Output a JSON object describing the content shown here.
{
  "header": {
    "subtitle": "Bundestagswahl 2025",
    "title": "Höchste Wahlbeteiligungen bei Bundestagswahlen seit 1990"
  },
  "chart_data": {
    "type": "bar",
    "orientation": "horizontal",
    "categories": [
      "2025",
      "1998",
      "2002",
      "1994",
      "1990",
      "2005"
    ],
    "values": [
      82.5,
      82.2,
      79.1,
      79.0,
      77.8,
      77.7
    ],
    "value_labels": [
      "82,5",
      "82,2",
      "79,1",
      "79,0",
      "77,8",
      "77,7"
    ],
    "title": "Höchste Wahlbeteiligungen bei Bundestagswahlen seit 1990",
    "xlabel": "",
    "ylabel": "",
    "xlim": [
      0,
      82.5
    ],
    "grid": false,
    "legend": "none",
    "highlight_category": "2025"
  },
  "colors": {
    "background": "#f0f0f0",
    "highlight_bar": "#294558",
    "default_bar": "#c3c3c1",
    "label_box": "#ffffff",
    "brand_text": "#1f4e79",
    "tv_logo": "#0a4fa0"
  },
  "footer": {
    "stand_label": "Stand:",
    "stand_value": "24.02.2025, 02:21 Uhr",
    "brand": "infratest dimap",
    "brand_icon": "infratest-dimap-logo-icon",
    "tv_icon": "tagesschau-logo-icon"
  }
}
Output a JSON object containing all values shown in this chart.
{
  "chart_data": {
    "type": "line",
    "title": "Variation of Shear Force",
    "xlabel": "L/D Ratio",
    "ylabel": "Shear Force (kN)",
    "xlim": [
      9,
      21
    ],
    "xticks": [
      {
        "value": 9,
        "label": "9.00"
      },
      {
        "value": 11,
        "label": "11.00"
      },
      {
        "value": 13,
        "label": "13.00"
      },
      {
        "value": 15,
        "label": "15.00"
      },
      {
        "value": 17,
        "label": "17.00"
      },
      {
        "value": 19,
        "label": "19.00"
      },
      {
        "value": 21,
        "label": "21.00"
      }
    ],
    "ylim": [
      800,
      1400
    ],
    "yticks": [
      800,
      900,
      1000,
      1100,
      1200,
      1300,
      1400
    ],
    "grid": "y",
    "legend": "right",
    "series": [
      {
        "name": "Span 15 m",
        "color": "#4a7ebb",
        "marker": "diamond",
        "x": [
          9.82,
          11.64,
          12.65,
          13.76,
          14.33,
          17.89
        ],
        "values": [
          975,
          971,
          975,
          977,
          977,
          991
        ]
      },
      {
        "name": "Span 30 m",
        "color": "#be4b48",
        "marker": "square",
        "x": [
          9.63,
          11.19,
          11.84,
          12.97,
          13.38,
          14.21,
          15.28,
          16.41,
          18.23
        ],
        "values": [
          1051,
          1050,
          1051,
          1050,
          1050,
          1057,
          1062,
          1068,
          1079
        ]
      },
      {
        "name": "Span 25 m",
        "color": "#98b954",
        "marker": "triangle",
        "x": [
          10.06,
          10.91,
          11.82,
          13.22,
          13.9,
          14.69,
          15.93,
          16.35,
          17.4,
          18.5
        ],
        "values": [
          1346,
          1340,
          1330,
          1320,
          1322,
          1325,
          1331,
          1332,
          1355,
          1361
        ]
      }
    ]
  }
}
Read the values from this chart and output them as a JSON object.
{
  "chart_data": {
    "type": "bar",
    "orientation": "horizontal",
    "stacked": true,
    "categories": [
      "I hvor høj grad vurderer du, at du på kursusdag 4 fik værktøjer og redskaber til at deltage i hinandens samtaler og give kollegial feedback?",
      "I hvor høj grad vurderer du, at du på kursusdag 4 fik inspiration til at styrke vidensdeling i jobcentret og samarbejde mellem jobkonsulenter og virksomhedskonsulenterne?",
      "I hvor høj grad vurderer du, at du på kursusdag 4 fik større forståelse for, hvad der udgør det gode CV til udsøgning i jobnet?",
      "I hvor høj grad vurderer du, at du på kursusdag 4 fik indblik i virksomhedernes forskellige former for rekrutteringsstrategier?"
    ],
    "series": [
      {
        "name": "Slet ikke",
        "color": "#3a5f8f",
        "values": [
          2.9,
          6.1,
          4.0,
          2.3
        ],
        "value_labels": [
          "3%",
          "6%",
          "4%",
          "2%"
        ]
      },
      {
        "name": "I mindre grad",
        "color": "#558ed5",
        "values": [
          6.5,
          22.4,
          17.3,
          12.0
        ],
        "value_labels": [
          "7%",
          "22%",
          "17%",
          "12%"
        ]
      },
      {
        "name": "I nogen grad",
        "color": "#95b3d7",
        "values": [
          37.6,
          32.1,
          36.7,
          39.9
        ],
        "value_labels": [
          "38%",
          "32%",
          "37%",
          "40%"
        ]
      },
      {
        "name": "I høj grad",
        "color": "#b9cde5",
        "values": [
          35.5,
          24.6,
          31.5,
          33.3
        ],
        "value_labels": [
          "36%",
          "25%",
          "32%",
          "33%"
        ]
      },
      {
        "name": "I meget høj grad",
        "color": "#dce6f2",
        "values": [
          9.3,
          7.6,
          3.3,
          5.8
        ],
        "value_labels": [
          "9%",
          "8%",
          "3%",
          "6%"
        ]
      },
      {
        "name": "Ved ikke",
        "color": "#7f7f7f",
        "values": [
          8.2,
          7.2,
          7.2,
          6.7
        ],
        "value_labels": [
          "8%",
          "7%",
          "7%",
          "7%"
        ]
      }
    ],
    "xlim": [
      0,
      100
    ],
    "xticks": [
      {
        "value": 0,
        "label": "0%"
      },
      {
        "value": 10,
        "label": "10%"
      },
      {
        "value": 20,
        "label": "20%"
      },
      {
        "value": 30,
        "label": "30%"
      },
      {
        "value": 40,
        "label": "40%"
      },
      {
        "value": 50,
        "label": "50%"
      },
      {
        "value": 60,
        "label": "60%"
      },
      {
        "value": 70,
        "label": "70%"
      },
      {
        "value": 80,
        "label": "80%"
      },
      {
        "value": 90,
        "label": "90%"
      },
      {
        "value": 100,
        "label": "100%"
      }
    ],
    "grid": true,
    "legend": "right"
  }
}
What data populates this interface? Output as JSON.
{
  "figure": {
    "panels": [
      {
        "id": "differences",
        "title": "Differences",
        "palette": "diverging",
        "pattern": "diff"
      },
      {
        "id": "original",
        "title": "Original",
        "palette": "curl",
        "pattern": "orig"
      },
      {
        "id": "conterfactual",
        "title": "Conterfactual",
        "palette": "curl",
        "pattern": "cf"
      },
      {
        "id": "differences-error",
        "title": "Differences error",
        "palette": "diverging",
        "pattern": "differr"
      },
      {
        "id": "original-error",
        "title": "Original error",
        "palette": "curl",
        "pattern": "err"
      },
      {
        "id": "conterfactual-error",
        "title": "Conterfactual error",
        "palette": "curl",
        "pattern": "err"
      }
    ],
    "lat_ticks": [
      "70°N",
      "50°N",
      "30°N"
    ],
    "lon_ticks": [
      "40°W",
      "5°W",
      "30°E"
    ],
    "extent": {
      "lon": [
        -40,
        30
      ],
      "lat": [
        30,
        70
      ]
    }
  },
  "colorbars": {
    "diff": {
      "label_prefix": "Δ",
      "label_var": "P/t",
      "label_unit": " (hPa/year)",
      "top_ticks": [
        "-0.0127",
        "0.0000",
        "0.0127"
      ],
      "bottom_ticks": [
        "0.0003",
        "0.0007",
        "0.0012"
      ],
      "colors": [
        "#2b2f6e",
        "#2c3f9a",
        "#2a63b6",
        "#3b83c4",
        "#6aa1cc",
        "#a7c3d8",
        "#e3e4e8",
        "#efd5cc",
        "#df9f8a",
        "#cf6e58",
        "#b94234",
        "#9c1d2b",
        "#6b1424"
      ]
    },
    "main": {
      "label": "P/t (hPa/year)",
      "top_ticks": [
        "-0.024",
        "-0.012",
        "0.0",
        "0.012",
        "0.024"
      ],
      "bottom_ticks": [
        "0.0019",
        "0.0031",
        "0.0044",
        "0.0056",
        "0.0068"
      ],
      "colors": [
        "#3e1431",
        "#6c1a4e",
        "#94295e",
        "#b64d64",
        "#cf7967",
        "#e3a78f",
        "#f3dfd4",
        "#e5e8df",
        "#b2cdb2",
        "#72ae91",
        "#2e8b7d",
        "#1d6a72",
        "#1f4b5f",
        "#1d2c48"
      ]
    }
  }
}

◆ **The request**:
From the entries above, collect every line with the string "icon" in it.

◆ **Exercise output**:
    "brand_icon": "infratest-dimap-logo-icon",
    "tv_icon": "tagesschau-logo-icon"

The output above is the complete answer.